[EXERCISE DETAILS]:
Please give the listing again in its entirety, exactly as written.

[LISTED ENTRIES]:
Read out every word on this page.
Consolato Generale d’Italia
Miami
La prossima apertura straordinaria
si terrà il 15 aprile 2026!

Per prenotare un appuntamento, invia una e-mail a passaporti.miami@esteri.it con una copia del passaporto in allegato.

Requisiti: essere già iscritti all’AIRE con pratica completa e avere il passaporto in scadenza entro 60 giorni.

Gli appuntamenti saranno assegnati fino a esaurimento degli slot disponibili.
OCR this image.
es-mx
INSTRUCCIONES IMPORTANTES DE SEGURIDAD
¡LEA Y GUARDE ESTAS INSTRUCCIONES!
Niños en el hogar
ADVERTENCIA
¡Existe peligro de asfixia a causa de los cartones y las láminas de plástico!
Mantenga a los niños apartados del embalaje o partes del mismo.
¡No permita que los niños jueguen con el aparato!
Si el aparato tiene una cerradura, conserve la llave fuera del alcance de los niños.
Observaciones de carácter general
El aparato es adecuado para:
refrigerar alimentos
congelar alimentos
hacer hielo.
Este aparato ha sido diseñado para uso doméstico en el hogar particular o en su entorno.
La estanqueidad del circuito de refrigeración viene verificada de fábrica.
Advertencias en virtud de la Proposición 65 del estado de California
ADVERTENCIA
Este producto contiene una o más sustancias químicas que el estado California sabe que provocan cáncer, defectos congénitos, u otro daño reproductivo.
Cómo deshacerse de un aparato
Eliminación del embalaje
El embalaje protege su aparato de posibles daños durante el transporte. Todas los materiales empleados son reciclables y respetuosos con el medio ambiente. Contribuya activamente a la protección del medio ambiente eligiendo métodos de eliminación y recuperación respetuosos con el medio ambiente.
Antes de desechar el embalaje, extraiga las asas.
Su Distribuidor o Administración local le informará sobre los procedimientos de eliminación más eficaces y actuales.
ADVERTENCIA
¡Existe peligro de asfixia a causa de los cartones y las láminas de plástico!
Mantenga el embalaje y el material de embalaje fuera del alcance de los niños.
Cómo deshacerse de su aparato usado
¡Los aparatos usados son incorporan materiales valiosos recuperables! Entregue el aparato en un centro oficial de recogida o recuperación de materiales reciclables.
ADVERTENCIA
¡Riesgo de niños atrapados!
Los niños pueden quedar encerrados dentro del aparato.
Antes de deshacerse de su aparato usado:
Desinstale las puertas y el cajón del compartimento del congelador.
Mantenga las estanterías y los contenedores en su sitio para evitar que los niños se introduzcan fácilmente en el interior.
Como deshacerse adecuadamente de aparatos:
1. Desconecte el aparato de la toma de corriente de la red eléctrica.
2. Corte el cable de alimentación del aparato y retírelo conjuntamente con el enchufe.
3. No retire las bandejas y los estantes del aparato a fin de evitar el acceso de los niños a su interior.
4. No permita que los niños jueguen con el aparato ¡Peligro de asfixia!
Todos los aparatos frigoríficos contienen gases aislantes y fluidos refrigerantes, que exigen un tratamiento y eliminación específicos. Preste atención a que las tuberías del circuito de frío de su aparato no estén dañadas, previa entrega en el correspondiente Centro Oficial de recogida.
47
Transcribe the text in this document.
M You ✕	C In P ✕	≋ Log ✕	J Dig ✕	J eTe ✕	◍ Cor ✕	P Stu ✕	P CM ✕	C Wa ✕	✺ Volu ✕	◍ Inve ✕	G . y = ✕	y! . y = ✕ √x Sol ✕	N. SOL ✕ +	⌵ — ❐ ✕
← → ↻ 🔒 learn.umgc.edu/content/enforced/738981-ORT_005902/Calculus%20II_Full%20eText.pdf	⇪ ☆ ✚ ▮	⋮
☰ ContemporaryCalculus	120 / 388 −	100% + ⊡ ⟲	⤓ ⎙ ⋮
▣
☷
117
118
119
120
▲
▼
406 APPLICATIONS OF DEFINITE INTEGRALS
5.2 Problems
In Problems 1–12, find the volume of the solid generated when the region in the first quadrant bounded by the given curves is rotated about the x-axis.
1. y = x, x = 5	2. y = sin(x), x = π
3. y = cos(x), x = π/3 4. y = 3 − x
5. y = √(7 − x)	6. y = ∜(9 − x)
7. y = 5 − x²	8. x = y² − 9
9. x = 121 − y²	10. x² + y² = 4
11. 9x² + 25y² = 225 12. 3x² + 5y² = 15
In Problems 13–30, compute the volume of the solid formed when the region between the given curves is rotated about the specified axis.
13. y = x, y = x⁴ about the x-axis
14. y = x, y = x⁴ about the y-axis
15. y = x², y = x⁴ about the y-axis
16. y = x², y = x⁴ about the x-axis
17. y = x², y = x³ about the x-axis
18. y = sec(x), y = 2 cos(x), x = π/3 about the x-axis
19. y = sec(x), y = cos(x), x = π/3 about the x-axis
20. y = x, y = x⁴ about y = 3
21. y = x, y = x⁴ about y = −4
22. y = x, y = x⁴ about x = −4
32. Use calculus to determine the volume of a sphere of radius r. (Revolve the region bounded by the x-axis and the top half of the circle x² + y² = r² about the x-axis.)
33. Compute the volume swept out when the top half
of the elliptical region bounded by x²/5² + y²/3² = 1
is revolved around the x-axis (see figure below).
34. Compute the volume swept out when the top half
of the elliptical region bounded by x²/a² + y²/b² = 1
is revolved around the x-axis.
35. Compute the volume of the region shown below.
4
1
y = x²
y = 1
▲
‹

[RESULT OF THE TASK]:
Read out every word on this page.
Consolato Generale d’Italia
Miami
La prossima apertura straordinaria
si terrà il 15 aprile 2026!

Per prenotare un appuntamento, invia una e-mail a passaporti.miami@esteri.it con una copia del passaporto in allegato.

Requisiti: essere già iscritti all’AIRE con pratica completa e avere il passaporto in scadenza entro 60 giorni.

Gli appuntamenti saranno assegnati fino a esaurimento degli slot disponibili.
OCR this image.
es-mx
INSTRUCCIONES IMPORTANTES DE SEGURIDAD
¡LEA Y GUARDE ESTAS INSTRUCCIONES!
Niños en el hogar
ADVERTENCIA
¡Existe peligro de asfixia a causa de los cartones y las láminas de plástico!
Mantenga a los niños apartados del embalaje o partes del mismo.
¡No permita que los niños jueguen con el aparato!
Si el aparato tiene una cerradura, conserve la llave fuera del alcance de los niños.
Observaciones de carácter general
El aparato es adecuado para:
refrigerar alimentos
congelar alimentos
hacer hielo.
Este aparato ha sido diseñado para uso doméstico en el hogar particular o en su entorno.
La estanqueidad del circuito de refrigeración viene verificada de fábrica.
Advertencias en virtud de la Proposición 65 del estado de California
ADVERTENCIA
Este producto contiene una o más sustancias químicas que el estado California sabe que provocan cáncer, defectos congénitos, u otro daño reproductivo.
Cómo deshacerse de un aparato
Eliminación del embalaje
El embalaje protege su aparato de posibles daños durante el transporte. Todas los materiales empleados son reciclables y respetuosos con el medio ambiente. Contribuya activamente a la protección del medio ambiente eligiendo métodos de eliminación y recuperación respetuosos con el medio ambiente.
Antes de desechar el embalaje, extraiga las asas.
Su Distribuidor o Administración local le informará sobre los procedimientos de eliminación más eficaces y actuales.
ADVERTENCIA
¡Existe peligro de asfixia a causa de los cartones y las láminas de plástico!
Mantenga el embalaje y el material de embalaje fuera del alcance de los niños.
Cómo deshacerse de su aparato usado
¡Los aparatos usados son incorporan materiales valiosos recuperables! Entregue el aparato en un centro oficial de recogida o recuperación de materiales reciclables.
ADVERTENCIA
¡Riesgo de niños atrapados!
Los niños pueden quedar encerrados dentro del aparato.
Antes de deshacerse de su aparato usado:
Desinstale las puertas y el cajón del compartimento del congelador.
Mantenga las estanterías y los contenedores en su sitio para evitar que los niños se introduzcan fácilmente en el interior.
Como deshacerse adecuadamente de aparatos:
1. Desconecte el aparato de la toma de corriente de la red eléctrica.
2. Corte el cable de alimentación del aparato y retírelo conjuntamente con el enchufe.
3. No retire las bandejas y los estantes del aparato a fin de evitar el acceso de los niños a su interior.
4. No permita que los niños jueguen con el aparato ¡Peligro de asfixia!
Todos los aparatos frigoríficos contienen gases aislantes y fluidos refrigerantes, que exigen un tratamiento y eliminación específicos. Preste atención a que las tuberías del circuito de frío de su aparato no estén dañadas, previa entrega en el correspondiente Centro Oficial de recogida.
47
Transcribe the text in this document.
M You ✕	C In P ✕	≋ Log ✕	J Dig ✕	J eTe ✕	◍ Cor ✕	P Stu ✕	P CM ✕	C Wa ✕	✺ Volu ✕	◍ Inve ✕	G . y = ✕	y! . y = ✕ √x Sol ✕	N. SOL ✕ +	⌵ — ❐ ✕
← → ↻ 🔒 learn.umgc.edu/content/enforced/738981-ORT_005902/Calculus%20II_Full%20eText.pdf	⇪ ☆ ✚ ▮	⋮
☰ ContemporaryCalculus	120 / 388 −	100% + ⊡ ⟲	⤓ ⎙ ⋮
▣
☷
117
118
119
120
▲
▼
406 APPLICATIONS OF DEFINITE INTEGRALS
5.2 Problems
In Problems 1–12, find the volume of the solid generated when the region in the first quadrant bounded by the given curves is rotated about the x-axis.
1. y = x, x = 5	2. y = sin(x), x = π
3. y = cos(x), x = π/3 4. y = 3 − x
5. y = √(7 − x)	6. y = ∜(9 − x)
7. y = 5 − x²	8. x = y² − 9
9. x = 121 − y²	10. x² + y² = 4
11. 9x² + 25y² = 225 12. 3x² + 5y² = 15
In Problems 13–30, compute the volume of the solid formed when the region between the given curves is rotated about the specified axis.
13. y = x, y = x⁴ about the x-axis
14. y = x, y = x⁴ about the y-axis
15. y = x², y = x⁴ about the y-axis
16. y = x², y = x⁴ about the x-axis
17. y = x², y = x³ about the x-axis
18. y = sec(x), y = 2 cos(x), x = π/3 about the x-axis
19. y = sec(x), y = cos(x), x = π/3 about the x-axis
20. y = x, y = x⁴ about y = 3
21. y = x, y = x⁴ about y = −4
22. y = x, y = x⁴ about x = −4
32. Use calculus to determine the volume of a sphere of radius r. (Revolve the region bounded by the x-axis and the top half of the circle x² + y² = r² about the x-axis.)
33. Compute the volume swept out when the top half
of the elliptical region bounded by x²/5² + y²/3² = 1
is revolved around the x-axis (see figure below).
34. Compute the volume swept out when the top half
of the elliptical region bounded by x²/a² + y²/b² = 1
is revolved around the x-axis.
35. Compute the volume of the region shown below.
4
1
y = x²
y = 1
▲
‹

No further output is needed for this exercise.